→ Supplied text:
First Ladies Endorse Engagement of Youth in Charting Out Africa’s Health Agenda

Vibrant energy marked the two days of the AHAIC Youth Pre-Conference on March 5th and 6th as over 200 young people from across the continent debated and deliberated on issues related to their health and wellbeing, and made their voices heard as a key target group and critical players in the Africa health agenda.

The colourful Opening Ceremony on Tuesday at the Radisson Blu was attended by the First Lady of Kenya, Her Excellency Margaret Kenyatta, and Malawi First Lady, Her Excellency Dr Gertrude Mutharika, who was the chief guest at the event.

Dr Mutharika, who is the President of the Organisation of African First Ladies against HIV/AIDS (OAFLA), assured the delegates that OAFLA was committed to pushing for youth-friendly programmes and activities in member countries, and greater youth involvement.

“I wish to assure you that as African First Ladies, as your mothers, we have resolved to provide more support to you. As OAFLA, we made this resolution at our Annual General Assembly held in January this year in Addis Ababa, Ethiopia,” she announced.

→ Tasks for this exercise:
1) List every country named in the report on the AHAIC Youth Pre-Conference.
2) For each statement, say whether it agrees with the report on the AHAIC Youth Pre-Conference. Answer yes or no, and quote the words of the report that decide it.
(a) More than 200 young people took part in the pre-conference.
(b) Margaret Kenyatta was the chief guest at the Opening Ceremony.
(c) OAFLA made its resolution at an Annual General Assembly in Addis Ababa.
3) Write the next few paragraphs of the report on the AHAIC Youth Pre-Conference, picking up after its final sentence.

→ Entries:
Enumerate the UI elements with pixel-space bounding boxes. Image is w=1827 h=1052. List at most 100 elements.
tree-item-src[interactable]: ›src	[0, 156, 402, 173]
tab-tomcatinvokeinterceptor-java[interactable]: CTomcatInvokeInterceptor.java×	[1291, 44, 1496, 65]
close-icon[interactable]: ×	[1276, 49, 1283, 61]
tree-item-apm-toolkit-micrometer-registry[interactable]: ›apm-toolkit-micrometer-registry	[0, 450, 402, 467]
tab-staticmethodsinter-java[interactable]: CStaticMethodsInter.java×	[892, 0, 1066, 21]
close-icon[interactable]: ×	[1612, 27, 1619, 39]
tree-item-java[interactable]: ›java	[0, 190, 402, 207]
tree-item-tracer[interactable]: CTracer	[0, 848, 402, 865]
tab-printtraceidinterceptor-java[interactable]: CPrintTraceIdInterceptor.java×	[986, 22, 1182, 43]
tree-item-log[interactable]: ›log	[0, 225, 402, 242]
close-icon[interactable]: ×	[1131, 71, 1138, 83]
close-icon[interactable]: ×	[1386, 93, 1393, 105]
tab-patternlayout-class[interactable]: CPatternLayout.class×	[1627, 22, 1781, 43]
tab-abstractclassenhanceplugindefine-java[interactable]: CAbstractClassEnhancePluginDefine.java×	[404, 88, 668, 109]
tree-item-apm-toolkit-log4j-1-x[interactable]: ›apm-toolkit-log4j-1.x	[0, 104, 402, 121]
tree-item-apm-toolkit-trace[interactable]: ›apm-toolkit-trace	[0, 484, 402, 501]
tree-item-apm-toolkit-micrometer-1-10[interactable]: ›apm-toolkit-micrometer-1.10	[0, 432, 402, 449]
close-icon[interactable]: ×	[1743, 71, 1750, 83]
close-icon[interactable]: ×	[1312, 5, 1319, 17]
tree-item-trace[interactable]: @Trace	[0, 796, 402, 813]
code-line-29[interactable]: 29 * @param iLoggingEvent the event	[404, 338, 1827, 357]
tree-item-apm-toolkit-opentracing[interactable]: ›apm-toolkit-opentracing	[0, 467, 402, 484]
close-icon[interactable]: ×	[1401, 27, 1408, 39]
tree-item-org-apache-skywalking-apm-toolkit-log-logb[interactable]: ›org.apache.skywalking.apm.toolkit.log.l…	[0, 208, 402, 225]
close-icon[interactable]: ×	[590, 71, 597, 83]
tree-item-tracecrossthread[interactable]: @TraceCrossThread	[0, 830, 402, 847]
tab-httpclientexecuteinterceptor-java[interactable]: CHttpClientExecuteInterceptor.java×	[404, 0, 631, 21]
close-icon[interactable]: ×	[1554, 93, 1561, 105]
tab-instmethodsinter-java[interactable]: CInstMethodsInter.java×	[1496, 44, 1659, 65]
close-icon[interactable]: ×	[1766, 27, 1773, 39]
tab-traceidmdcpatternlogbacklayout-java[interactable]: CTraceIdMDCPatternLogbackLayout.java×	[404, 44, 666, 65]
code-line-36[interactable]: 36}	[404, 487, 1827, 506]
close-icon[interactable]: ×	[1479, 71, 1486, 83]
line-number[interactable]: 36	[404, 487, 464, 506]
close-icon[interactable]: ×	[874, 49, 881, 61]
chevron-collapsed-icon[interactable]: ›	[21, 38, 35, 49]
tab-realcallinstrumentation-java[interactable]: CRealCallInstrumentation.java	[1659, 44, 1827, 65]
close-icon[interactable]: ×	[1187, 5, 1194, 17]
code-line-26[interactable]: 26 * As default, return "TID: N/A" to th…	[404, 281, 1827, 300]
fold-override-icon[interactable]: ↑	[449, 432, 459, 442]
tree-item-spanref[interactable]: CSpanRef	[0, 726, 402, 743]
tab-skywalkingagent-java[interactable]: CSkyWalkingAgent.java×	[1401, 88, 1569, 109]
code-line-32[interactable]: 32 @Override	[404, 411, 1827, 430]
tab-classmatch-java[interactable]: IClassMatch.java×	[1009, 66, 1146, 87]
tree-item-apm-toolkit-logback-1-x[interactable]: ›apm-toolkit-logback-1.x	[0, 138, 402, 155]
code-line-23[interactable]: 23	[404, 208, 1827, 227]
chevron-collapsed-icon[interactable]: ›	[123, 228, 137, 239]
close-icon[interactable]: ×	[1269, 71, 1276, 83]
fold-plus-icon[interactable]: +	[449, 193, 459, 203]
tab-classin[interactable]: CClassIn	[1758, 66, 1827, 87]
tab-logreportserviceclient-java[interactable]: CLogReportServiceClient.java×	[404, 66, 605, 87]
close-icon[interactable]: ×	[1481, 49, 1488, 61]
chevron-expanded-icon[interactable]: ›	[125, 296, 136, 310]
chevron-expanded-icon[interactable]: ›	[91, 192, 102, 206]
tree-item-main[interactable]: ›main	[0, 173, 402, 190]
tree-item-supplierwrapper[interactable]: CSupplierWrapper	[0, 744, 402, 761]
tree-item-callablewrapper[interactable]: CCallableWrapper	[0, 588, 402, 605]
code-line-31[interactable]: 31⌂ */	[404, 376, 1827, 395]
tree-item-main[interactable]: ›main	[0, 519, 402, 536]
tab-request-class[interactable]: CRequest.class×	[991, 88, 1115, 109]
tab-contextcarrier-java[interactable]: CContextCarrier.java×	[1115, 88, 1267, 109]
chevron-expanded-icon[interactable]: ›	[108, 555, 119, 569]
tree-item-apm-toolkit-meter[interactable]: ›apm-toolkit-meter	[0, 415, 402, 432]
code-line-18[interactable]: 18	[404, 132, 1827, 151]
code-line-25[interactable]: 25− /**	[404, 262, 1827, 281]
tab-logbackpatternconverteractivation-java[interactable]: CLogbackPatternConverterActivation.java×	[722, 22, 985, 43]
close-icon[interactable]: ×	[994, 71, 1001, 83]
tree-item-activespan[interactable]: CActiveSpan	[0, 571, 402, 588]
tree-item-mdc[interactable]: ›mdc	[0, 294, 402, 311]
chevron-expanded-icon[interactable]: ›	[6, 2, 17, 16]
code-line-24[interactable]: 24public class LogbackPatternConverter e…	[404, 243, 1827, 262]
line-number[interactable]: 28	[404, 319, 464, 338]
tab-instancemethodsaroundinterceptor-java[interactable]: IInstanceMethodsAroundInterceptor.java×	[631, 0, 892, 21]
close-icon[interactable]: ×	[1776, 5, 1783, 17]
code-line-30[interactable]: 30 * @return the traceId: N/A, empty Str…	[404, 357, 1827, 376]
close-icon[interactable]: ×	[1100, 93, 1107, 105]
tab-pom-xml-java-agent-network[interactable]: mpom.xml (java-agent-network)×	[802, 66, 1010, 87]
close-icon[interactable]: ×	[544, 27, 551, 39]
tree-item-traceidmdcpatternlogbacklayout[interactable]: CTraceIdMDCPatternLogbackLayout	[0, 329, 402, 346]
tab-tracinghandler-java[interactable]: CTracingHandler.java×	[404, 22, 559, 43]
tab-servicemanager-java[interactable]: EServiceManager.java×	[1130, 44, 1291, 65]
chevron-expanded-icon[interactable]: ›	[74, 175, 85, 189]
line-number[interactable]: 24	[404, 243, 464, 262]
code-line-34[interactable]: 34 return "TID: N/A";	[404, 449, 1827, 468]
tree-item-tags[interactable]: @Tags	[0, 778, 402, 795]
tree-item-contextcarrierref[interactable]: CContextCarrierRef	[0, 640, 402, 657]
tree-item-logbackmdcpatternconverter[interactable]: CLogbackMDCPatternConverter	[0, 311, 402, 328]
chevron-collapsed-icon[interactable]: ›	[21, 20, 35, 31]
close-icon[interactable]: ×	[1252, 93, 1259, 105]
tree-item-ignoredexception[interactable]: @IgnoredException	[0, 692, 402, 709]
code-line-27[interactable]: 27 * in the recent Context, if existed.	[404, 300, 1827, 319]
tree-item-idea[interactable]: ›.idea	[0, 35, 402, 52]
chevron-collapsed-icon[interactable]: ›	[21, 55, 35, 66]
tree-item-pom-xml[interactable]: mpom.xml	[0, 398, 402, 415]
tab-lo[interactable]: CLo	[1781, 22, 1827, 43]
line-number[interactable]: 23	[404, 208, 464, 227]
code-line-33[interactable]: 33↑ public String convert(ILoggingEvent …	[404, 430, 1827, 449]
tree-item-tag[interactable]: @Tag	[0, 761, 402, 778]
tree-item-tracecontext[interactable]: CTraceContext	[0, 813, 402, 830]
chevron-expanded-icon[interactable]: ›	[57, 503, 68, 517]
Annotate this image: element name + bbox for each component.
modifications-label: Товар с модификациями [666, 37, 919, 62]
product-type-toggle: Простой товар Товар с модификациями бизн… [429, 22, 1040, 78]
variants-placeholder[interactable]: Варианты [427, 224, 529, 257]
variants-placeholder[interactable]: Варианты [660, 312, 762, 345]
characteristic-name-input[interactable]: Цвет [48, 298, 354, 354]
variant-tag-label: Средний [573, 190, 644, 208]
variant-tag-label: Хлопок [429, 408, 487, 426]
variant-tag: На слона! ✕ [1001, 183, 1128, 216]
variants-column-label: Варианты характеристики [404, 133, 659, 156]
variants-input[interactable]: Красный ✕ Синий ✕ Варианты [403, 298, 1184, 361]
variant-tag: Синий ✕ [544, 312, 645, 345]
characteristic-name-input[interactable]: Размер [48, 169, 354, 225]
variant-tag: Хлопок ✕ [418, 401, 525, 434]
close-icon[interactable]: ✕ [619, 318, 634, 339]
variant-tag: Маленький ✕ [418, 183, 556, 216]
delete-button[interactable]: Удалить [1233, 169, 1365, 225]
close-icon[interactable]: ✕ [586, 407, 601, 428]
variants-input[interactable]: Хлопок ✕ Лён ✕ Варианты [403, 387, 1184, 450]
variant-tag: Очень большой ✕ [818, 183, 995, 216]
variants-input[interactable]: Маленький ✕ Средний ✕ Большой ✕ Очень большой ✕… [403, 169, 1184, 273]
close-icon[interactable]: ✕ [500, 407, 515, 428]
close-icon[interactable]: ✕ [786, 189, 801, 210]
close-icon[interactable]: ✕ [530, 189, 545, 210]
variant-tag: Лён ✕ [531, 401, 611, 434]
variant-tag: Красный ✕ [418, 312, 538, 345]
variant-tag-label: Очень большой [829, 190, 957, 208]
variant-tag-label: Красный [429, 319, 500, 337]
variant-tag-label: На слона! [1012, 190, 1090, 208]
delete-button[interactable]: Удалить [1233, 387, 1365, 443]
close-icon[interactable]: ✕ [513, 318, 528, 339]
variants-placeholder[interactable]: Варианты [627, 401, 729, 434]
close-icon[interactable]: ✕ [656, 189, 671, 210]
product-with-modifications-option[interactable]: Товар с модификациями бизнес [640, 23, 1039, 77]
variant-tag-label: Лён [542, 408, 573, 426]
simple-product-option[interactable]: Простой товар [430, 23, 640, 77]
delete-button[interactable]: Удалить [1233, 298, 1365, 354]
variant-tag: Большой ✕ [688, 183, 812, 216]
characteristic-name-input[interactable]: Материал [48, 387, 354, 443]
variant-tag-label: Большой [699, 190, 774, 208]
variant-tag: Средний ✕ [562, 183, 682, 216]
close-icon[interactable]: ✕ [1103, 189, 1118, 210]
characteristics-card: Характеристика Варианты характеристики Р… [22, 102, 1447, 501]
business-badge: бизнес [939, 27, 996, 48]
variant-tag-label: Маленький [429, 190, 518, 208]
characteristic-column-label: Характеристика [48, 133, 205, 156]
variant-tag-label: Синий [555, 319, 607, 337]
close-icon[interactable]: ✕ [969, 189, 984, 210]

→ Answers per task:
1) Kenya, Malawi, Ethiopia

2)
(a) Yes: "over 200 young people from across the continent debated and deliberated on issues related to their health and wellbeing"
(b) No: "Her Excellency Dr Gertrude Mutharika, who was the chief guest at the event"
(c) Yes: "we made this resolution at our Annual General Assembly held in January this year in Addis Ababa, Ethiopia"

3)
She emphasised the importance of including youth in the process of development. “Young people need to be an integral part in decision-making processes. Nothing for us without us. Nothing for poor people without the poor people. And nothing for youth without the youth,” she said.

Dr Mutharika commended Amref Health Africa for its work across Africa, and hailed the organisation’s partnership with OAFLA.  “As African First Ladies, we value this partnership. I am confident that we have a great partner for youth development in Amref,” she said.

In her address, First Lady Margaret Kenyatta said that Africa needs an inclusive and responsive health care system that caters for all, including the youth.

“We can no longer leave the youth behind. We can no longer push young people to the margins of our development efforts,” she said.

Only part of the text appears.